** Given task **
Only lines with the word "structured" are needed; collect each of them from the listing below.

** Data in this exercise **
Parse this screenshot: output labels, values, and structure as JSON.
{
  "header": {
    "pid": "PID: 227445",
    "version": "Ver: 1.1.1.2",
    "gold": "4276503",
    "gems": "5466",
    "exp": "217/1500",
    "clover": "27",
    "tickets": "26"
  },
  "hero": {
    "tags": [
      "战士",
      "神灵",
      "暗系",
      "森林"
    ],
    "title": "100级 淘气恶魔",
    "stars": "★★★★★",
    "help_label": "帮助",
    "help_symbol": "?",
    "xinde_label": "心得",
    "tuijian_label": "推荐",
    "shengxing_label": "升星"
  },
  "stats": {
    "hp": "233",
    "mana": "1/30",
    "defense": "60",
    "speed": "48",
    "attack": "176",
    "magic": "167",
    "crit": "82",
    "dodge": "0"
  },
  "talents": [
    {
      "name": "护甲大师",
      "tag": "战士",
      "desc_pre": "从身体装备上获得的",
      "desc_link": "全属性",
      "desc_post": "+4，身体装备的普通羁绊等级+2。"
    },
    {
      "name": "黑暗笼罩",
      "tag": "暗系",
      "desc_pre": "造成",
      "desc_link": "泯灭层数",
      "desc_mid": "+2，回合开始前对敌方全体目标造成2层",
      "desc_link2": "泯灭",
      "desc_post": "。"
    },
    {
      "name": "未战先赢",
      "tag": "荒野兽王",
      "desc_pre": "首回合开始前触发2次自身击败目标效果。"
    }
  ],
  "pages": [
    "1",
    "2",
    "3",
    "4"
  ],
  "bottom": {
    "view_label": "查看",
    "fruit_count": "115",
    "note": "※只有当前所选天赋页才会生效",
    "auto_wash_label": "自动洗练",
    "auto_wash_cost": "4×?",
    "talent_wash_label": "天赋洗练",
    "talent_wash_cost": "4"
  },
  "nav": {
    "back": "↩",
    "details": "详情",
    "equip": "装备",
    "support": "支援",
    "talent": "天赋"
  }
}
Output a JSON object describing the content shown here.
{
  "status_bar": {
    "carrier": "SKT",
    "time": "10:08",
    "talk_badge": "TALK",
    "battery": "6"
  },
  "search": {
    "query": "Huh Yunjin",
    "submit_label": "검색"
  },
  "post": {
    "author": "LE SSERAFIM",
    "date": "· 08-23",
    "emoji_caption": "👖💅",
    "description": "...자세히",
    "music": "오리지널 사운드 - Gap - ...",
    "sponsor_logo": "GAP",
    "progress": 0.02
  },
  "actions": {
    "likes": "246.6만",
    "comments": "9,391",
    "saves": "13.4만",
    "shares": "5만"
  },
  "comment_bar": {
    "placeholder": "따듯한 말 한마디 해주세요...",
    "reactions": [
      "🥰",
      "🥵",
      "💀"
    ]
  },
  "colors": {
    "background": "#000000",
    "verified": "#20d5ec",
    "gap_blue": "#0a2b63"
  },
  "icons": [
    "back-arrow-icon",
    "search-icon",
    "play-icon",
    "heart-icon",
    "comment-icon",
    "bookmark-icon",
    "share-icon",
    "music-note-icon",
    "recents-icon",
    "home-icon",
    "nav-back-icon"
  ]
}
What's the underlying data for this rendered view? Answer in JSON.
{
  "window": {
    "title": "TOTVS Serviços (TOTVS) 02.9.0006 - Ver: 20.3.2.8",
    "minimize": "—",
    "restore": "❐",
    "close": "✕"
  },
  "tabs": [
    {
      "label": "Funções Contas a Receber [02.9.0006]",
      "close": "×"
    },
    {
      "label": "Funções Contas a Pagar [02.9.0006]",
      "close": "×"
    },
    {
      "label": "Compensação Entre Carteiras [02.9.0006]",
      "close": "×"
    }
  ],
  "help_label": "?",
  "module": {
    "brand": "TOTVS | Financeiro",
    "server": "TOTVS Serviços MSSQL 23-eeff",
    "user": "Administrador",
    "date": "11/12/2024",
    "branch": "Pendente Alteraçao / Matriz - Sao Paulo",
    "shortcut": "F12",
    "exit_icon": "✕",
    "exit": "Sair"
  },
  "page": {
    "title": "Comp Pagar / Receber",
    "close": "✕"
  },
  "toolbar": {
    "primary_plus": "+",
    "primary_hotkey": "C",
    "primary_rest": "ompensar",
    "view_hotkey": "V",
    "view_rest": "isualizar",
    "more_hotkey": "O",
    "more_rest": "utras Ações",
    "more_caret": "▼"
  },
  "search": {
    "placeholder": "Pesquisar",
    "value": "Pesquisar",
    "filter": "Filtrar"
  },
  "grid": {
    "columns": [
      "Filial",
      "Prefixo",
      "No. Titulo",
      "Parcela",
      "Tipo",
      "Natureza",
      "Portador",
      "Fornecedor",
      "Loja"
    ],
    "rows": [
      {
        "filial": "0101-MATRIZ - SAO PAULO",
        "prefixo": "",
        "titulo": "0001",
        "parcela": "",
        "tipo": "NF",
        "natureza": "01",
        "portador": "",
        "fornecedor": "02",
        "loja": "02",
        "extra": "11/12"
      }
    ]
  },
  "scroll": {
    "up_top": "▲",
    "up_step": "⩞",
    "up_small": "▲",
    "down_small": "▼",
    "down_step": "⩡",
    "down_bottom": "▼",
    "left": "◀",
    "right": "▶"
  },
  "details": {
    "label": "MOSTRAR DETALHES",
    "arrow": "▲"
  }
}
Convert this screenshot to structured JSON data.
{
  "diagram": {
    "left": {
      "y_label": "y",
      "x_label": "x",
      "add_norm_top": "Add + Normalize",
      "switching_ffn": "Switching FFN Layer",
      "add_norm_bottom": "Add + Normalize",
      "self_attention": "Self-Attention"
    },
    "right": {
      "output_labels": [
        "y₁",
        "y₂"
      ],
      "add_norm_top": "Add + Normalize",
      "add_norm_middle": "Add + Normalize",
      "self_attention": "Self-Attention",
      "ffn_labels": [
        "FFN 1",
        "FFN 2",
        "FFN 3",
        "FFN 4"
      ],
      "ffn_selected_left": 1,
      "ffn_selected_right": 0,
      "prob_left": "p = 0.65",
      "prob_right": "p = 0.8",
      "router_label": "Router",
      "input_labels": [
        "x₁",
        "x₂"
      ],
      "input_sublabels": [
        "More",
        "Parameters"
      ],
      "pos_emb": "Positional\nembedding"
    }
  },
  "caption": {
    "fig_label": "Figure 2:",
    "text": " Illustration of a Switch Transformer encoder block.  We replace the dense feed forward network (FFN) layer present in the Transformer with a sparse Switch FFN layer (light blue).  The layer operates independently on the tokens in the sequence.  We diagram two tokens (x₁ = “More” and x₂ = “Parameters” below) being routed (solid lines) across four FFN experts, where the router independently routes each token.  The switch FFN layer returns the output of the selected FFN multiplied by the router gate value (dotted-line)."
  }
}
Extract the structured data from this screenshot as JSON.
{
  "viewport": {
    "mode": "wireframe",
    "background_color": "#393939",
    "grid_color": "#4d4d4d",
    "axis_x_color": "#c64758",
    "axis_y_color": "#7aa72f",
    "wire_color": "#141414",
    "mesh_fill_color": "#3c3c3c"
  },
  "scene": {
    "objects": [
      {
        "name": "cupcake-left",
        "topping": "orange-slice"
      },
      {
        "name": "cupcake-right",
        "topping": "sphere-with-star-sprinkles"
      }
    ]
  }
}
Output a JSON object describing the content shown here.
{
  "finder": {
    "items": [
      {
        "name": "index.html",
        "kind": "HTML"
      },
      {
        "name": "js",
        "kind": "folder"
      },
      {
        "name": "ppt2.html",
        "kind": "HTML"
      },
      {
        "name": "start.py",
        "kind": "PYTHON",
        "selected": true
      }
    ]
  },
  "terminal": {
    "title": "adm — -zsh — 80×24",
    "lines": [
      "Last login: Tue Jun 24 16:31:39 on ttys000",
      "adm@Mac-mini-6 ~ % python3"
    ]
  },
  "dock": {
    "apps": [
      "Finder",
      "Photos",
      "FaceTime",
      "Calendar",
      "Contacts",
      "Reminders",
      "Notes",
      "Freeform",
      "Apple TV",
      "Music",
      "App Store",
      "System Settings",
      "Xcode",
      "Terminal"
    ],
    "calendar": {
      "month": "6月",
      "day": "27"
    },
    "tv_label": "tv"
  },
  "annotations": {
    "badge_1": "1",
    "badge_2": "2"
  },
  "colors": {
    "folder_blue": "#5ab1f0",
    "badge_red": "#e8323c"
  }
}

** Answer **
Convert this screenshot to structured JSON data.
Extract the structured data from this screenshot as JSON.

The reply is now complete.